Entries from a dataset
==========
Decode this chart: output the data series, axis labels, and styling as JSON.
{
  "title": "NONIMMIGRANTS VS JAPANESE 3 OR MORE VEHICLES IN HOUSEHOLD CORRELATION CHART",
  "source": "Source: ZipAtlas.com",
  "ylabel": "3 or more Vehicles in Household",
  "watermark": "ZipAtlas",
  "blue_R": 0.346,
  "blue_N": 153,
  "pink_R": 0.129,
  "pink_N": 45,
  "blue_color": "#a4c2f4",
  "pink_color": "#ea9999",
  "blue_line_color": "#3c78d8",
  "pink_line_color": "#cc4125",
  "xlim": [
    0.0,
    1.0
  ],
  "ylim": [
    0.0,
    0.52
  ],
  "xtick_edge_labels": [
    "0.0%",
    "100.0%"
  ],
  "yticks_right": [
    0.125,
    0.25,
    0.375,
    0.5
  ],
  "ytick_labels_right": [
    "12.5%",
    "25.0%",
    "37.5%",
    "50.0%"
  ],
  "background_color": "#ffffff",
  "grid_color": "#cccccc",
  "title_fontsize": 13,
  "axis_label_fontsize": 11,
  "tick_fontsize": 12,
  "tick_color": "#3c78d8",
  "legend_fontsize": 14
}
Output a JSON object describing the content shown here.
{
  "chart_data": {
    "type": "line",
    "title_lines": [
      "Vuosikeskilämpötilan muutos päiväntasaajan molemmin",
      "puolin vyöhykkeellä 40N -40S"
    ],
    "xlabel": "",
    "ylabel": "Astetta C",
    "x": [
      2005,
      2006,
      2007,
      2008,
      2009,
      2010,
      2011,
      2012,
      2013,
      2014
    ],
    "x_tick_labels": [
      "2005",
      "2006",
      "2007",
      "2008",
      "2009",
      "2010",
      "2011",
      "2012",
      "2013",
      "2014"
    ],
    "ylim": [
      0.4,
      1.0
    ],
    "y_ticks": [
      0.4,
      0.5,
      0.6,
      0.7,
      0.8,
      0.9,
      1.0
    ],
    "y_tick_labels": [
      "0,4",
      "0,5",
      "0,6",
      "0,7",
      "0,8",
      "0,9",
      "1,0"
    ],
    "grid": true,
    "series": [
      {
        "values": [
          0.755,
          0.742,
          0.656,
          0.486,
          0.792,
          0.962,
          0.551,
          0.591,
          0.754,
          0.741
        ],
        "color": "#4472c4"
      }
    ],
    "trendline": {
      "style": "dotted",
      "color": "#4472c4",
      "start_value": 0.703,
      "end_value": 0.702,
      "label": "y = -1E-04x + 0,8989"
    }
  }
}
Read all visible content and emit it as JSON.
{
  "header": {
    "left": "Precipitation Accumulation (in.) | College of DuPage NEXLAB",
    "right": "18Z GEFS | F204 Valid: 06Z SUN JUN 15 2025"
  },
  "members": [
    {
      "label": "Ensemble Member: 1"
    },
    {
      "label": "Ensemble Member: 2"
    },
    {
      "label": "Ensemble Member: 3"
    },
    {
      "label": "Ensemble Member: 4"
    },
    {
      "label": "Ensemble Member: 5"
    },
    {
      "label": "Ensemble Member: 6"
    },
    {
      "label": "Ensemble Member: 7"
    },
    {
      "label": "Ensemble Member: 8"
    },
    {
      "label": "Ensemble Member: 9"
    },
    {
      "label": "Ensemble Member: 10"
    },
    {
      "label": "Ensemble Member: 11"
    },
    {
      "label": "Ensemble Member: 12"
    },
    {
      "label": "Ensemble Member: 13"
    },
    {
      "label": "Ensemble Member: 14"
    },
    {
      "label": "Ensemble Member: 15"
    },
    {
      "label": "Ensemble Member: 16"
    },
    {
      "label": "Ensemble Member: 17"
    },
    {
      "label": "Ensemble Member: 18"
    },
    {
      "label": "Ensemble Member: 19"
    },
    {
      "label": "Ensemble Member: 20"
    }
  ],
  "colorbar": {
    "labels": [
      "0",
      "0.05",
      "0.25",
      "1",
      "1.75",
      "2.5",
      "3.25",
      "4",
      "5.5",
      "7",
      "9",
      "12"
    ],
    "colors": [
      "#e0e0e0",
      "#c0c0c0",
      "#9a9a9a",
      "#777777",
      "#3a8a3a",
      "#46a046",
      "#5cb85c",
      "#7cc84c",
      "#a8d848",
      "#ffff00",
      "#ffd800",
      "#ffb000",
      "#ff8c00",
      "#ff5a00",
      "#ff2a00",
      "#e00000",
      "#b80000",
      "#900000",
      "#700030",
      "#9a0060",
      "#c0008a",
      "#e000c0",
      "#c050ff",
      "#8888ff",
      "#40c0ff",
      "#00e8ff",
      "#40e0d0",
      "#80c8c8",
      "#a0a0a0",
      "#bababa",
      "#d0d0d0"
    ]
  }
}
==========
■ **WRITTEN INSTRUCTION**: Copy all the records above precisely.

■ **RESPONSE TO THE EXERCISE**:
Decode this chart: output the data series, axis labels, and styling as JSON.
{
  "title": "NONIMMIGRANTS VS JAPANESE 3 OR MORE VEHICLES IN HOUSEHOLD CORRELATION CHART",
  "source": "Source: ZipAtlas.com",
  "ylabel": "3 or more Vehicles in Household",
  "watermark": "ZipAtlas",
  "blue_R": 0.346,
  "blue_N": 153,
  "pink_R": 0.129,
  "pink_N": 45,
  "blue_color": "#a4c2f4",
  "pink_color": "#ea9999",
  "blue_line_color": "#3c78d8",
  "pink_line_color": "#cc4125",
  "xlim": [
    0.0,
    1.0
  ],
  "ylim": [
    0.0,
    0.52
  ],
  "xtick_edge_labels": [
    "0.0%",
    "100.0%"
  ],
  "yticks_right": [
    0.125,
    0.25,
    0.375,
    0.5
  ],
  "ytick_labels_right": [
    "12.5%",
    "25.0%",
    "37.5%",
    "50.0%"
  ],
  "background_color": "#ffffff",
  "grid_color": "#cccccc",
  "title_fontsize": 13,
  "axis_label_fontsize": 11,
  "tick_fontsize": 12,
  "tick_color": "#3c78d8",
  "legend_fontsize": 14
}
Output a JSON object describing the content shown here.
{
  "chart_data": {
    "type": "line",
    "title_lines": [
      "Vuosikeskilämpötilan muutos päiväntasaajan molemmin",
      "puolin vyöhykkeellä 40N -40S"
    ],
    "xlabel": "",
    "ylabel": "Astetta C",
    "x": [
      2005,
      2006,
      2007,
      2008,
      2009,
      2010,
      2011,
      2012,
      2013,
      2014
    ],
    "x_tick_labels": [
      "2005",
      "2006",
      "2007",
      "2008",
      "2009",
      "2010",
      "2011",
      "2012",
      "2013",
      "2014"
    ],
    "ylim": [
      0.4,
      1.0
    ],
    "y_ticks": [
      0.4,
      0.5,
      0.6,
      0.7,
      0.8,
      0.9,
      1.0
    ],
    "y_tick_labels": [
      "0,4",
      "0,5",
      "0,6",
      "0,7",
      "0,8",
      "0,9",
      "1,0"
    ],
    "grid": true,
    "series": [
      {
        "values": [
          0.755,
          0.742,
          0.656,
          0.486,
          0.792,
          0.962,
          0.551,
          0.591,
          0.754,
          0.741
        ],
        "color": "#4472c4"
      }
    ],
    "trendline": {
      "style": "dotted",
      "color": "#4472c4",
      "start_value": 0.703,
      "end_value": 0.702,
      "label": "y = -1E-04x + 0,8989"
    }
  }
}
Read all visible content and emit it as JSON.
{
  "header": {
    "left": "Precipitation Accumulation (in.) | College of DuPage NEXLAB",
    "right": "18Z GEFS | F204 Valid: 06Z SUN JUN 15 2025"
  },
  "members": [
    {
      "label": "Ensemble Member: 1"
    },
    {
      "label": "Ensemble Member: 2"
    },
    {
      "label": "Ensemble Member: 3"
    },
    {
      "label": "Ensemble Member: 4"
    },
    {
      "label": "Ensemble Member: 5"
    },
    {
      "label": "Ensemble Member: 6"
    },
    {
      "label": "Ensemble Member: 7"
    },
    {
      "label": "Ensemble Member: 8"
    },
    {
      "label": "Ensemble Member: 9"
    },
    {
      "label": "Ensemble Member: 10"
    },
    {
      "label": "Ensemble Member: 11"
    },
    {
      "label": "Ensemble Member: 12"
    },
    {
      "label": "Ensemble Member: 13"
    },
    {
      "label": "Ensemble Member: 14"
    },
    {
      "label": "Ensemble Member: 15"
    },
    {
      "label": "Ensemble Member: 16"
    },
    {
      "label": "Ensemble Member: 17"
    },
    {
      "label": "Ensemble Member: 18"
    },
    {
      "label": "Ensemble Member: 19"
    },
    {
      "label": "Ensemble Member: 20"
    }
  ],
  "colorbar": {
    "labels": [
      "0",
      "0.05",
      "0.25",
      "1",
      "1.75",
      "2.5",
      "3.25",
      "4",
      "5.5",
      "7",
      "9",
      "12"
    ],
    "colors": [
      "#e0e0e0",
      "#c0c0c0",
      "#9a9a9a",
      "#777777",
      "#3a8a3a",
      "#46a046",
      "#5cb85c",
      "#7cc84c",
      "#a8d848",
      "#ffff00",
      "#ffd800",
      "#ffb000",
      "#ff8c00",
      "#ff5a00",
      "#ff2a00",
      "#e00000",
      "#b80000",
      "#900000",
      "#700030",
      "#9a0060",
      "#c0008a",
      "#e000c0",
      "#c050ff",
      "#8888ff",
      "#40c0ff",
      "#00e8ff",
      "#40e0d0",
      "#80c8c8",
      "#a0a0a0",
      "#bababa",
      "#d0d0d0"
    ]
  }
}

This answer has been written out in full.